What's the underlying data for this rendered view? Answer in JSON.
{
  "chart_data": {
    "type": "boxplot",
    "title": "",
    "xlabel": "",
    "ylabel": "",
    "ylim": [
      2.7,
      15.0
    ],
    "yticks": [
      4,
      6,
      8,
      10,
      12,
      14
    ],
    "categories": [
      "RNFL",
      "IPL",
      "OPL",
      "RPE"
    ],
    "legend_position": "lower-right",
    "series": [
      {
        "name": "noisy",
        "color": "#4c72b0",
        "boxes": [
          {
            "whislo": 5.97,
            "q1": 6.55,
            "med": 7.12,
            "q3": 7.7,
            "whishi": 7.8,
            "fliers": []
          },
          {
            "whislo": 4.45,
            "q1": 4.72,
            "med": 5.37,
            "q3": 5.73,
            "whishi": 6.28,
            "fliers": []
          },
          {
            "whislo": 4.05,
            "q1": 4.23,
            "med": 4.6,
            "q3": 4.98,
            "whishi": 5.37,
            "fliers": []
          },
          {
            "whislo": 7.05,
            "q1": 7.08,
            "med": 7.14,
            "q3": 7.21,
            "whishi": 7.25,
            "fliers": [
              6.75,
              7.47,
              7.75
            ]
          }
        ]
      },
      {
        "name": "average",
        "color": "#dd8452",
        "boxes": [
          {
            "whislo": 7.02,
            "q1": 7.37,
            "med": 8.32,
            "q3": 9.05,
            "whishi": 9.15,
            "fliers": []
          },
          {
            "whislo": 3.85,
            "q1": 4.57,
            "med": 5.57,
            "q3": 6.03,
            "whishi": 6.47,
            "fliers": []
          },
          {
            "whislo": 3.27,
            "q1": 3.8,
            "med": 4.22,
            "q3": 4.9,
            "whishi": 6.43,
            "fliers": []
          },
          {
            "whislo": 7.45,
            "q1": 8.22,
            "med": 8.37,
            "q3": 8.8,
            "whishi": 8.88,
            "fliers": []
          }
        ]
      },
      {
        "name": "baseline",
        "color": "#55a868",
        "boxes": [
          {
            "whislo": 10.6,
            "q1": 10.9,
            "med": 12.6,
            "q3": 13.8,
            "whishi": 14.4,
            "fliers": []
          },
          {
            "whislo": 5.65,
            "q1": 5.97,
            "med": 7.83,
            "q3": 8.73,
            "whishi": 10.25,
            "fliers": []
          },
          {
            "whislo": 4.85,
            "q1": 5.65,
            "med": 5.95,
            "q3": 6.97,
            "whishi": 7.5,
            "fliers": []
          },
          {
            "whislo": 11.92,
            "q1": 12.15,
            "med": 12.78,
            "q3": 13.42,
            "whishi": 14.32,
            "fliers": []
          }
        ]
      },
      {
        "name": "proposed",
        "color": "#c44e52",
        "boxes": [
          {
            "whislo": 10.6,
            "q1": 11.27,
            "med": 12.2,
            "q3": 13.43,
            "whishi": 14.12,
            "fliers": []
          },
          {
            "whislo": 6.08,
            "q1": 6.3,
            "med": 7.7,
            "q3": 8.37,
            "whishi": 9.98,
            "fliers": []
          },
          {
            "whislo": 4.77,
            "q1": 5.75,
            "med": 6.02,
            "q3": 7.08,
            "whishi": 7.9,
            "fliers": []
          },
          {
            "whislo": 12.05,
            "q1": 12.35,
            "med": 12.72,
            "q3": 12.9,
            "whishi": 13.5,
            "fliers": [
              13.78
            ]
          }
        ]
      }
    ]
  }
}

+-------+

Above are the records; copy all of them exactly.

What's the underlying data for this rendered view? Answer in JSON.
{
  "chart_data": {
    "type": "boxplot",
    "title": "",
    "xlabel": "",
    "ylabel": "",
    "ylim": [
      2.7,
      15.0
    ],
    "yticks": [
      4,
      6,
      8,
      10,
      12,
      14
    ],
    "categories": [
      "RNFL",
      "IPL",
      "OPL",
      "RPE"
    ],
    "legend_position": "lower-right",
    "series": [
      {
        "name": "noisy",
        "color": "#4c72b0",
        "boxes": [
          {
            "whislo": 5.97,
            "q1": 6.55,
            "med": 7.12,
            "q3": 7.7,
            "whishi": 7.8,
            "fliers": []
          },
          {
            "whislo": 4.45,
            "q1": 4.72,
            "med": 5.37,
            "q3": 5.73,
            "whishi": 6.28,
            "fliers": []
          },
          {
            "whislo": 4.05,
            "q1": 4.23,
            "med": 4.6,
            "q3": 4.98,
            "whishi": 5.37,
            "fliers": []
          },
          {
            "whislo": 7.05,
            "q1": 7.08,
            "med": 7.14,
            "q3": 7.21,
            "whishi": 7.25,
            "fliers": [
              6.75,
              7.47,
              7.75
            ]
          }
        ]
      },
      {
        "name": "average",
        "color": "#dd8452",
        "boxes": [
          {
            "whislo": 7.02,
            "q1": 7.37,
            "med": 8.32,
            "q3": 9.05,
            "whishi": 9.15,
            "fliers": []
          },
          {
            "whislo": 3.85,
            "q1": 4.57,
            "med": 5.57,
            "q3": 6.03,
            "whishi": 6.47,
            "fliers": []
          },
          {
            "whislo": 3.27,
            "q1": 3.8,
            "med": 4.22,
            "q3": 4.9,
            "whishi": 6.43,
            "fliers": []
          },
          {
            "whislo": 7.45,
            "q1": 8.22,
            "med": 8.37,
            "q3": 8.8,
            "whishi": 8.88,
            "fliers": []
          }
        ]
      },
      {
        "name": "baseline",
        "color": "#55a868",
        "boxes": [
          {
            "whislo": 10.6,
            "q1": 10.9,
            "med": 12.6,
            "q3": 13.8,
            "whishi": 14.4,
            "fliers": []
          },
          {
            "whislo": 5.65,
            "q1": 5.97,
            "med": 7.83,
            "q3": 8.73,
            "whishi": 10.25,
            "fliers": []
          },
          {
            "whislo": 4.85,
            "q1": 5.65,
            "med": 5.95,
            "q3": 6.97,
            "whishi": 7.5,
            "fliers": []
          },
          {
            "whislo": 11.92,
            "q1": 12.15,
            "med": 12.78,
            "q3": 13.42,
            "whishi": 14.32,
            "fliers": []
          }
        ]
      },
      {
        "name": "proposed",
        "color": "#c44e52",
        "boxes": [
          {
            "whislo": 10.6,
            "q1": 11.27,
            "med": 12.2,
            "q3": 13.43,
            "whishi": 14.12,
            "fliers": []
          },
          {
            "whislo": 6.08,
            "q1": 6.3,
            "med": 7.7,
            "q3": 8.37,
            "whishi": 9.98,
            "fliers": []
          },
          {
            "whislo": 4.77,
            "q1": 5.75,
            "med": 6.02,
            "q3": 7.08,
            "whishi": 7.9,
            "fliers": []
          },
          {
            "whislo": 12.05,
            "q1": 12.35,
            "med": 12.72,
            "q3": 12.9,
            "whishi": 13.5,
            "fliers": [
              13.78
            ]
          }
        ]
      }
    ]
  }
}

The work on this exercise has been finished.